Write out each line in which the string "text" is present.

[start RECORDED DATA]

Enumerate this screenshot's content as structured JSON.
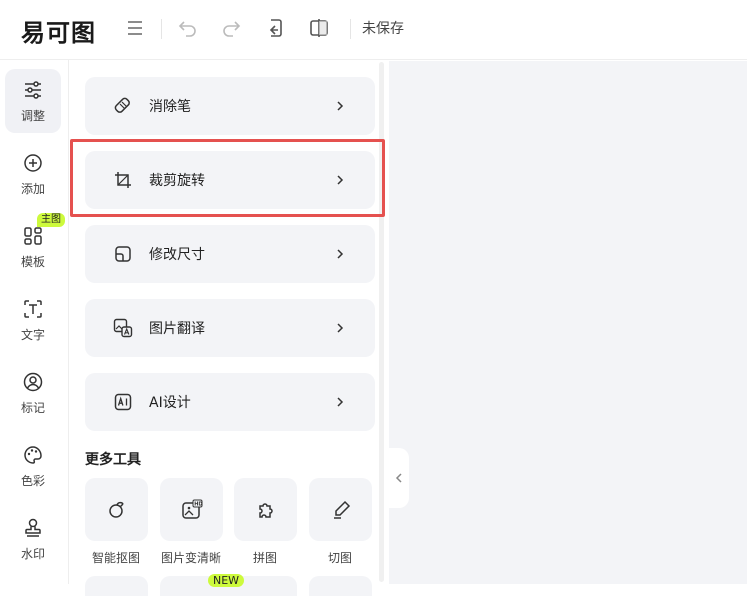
{
  "app": {
    "logo": "易可图",
    "status": "未保存"
  },
  "toolbar": {
    "icons": [
      "menu-icon",
      "undo-icon",
      "redo-icon",
      "restore-icon",
      "compare-icon"
    ]
  },
  "rail": {
    "items": [
      {
        "label": "调整",
        "icon": "sliders-icon",
        "active": true
      },
      {
        "label": "添加",
        "icon": "plus-circle-icon"
      },
      {
        "label": "模板",
        "icon": "grid-icon",
        "badge": "主图"
      },
      {
        "label": "文字",
        "icon": "text-icon"
      },
      {
        "label": "标记",
        "icon": "person-circle-icon"
      },
      {
        "label": "色彩",
        "icon": "palette-icon"
      },
      {
        "label": "水印",
        "icon": "stamp-icon"
      }
    ]
  },
  "panel": {
    "tools": [
      {
        "label": "消除笔",
        "icon": "eraser-icon"
      },
      {
        "label": "裁剪旋转",
        "icon": "crop-icon"
      },
      {
        "label": "修改尺寸",
        "icon": "resize-icon"
      },
      {
        "label": "图片翻译",
        "icon": "image-translate-icon"
      },
      {
        "label": "AI设计",
        "icon": "ai-icon"
      }
    ],
    "more_title": "更多工具",
    "more_tools": [
      {
        "label": "智能抠图",
        "icon": "cutout-icon"
      },
      {
        "label": "图片变清晰",
        "icon": "hd-image-icon"
      },
      {
        "label": "拼图",
        "icon": "puzzle-icon"
      },
      {
        "label": "切图",
        "icon": "slice-icon"
      }
    ],
    "new_badge": "NEW"
  },
  "colors": {
    "highlight": "#e5514f",
    "badge": "#cdfa3c",
    "card_bg": "#f3f4f7"
  }
}
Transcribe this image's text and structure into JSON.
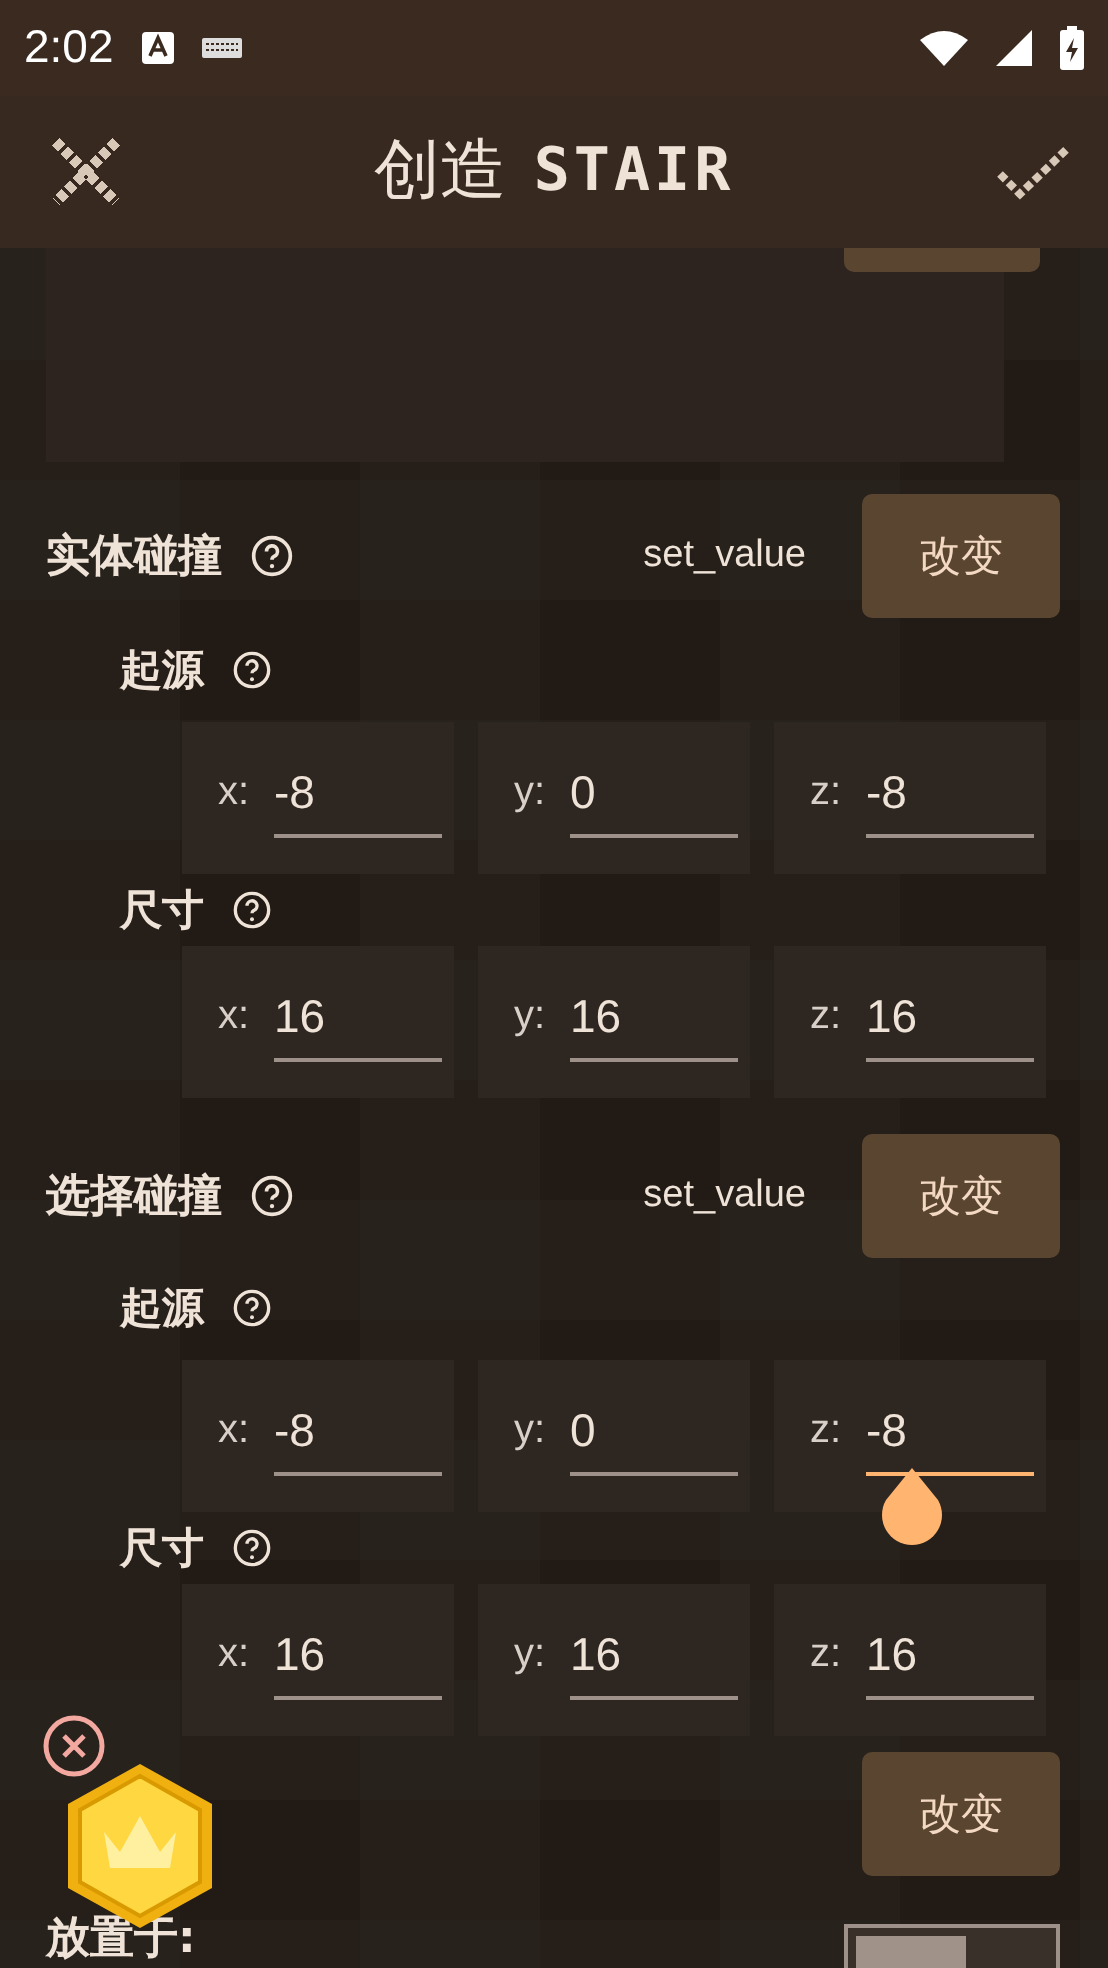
{
  "status_bar": {
    "time": "2:02"
  },
  "header": {
    "title": "创造",
    "subtitle": "STAIR"
  },
  "sections": [
    {
      "label": "实体碰撞",
      "mode": "set_value",
      "button": "改变",
      "groups": [
        {
          "label": "起源",
          "fields": [
            {
              "axis": "x:",
              "value": "-8",
              "focused": false
            },
            {
              "axis": "y:",
              "value": "0",
              "focused": false
            },
            {
              "axis": "z:",
              "value": "-8",
              "focused": false
            }
          ]
        },
        {
          "label": "尺寸",
          "fields": [
            {
              "axis": "x:",
              "value": "16",
              "focused": false
            },
            {
              "axis": "y:",
              "value": "16",
              "focused": false
            },
            {
              "axis": "z:",
              "value": "16",
              "focused": false
            }
          ]
        }
      ]
    },
    {
      "label": "选择碰撞",
      "mode": "set_value",
      "button": "改变",
      "groups": [
        {
          "label": "起源",
          "fields": [
            {
              "axis": "x:",
              "value": "-8",
              "focused": false
            },
            {
              "axis": "y:",
              "value": "0",
              "focused": false
            },
            {
              "axis": "z:",
              "value": "-8",
              "focused": true
            }
          ]
        },
        {
          "label": "尺寸",
          "fields": [
            {
              "axis": "x:",
              "value": "16",
              "focused": false
            },
            {
              "axis": "y:",
              "value": "16",
              "focused": false
            },
            {
              "axis": "z:",
              "value": "16",
              "focused": false
            }
          ]
        }
      ]
    }
  ],
  "material_row": {
    "button": "改变"
  },
  "place_row": {
    "label": "放置于:",
    "on": false
  }
}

[end RECORDED DATA]

COMPLETED EXERCISE.
        "icon": "text-icon"
Transcribe this image's text and structure into JSON.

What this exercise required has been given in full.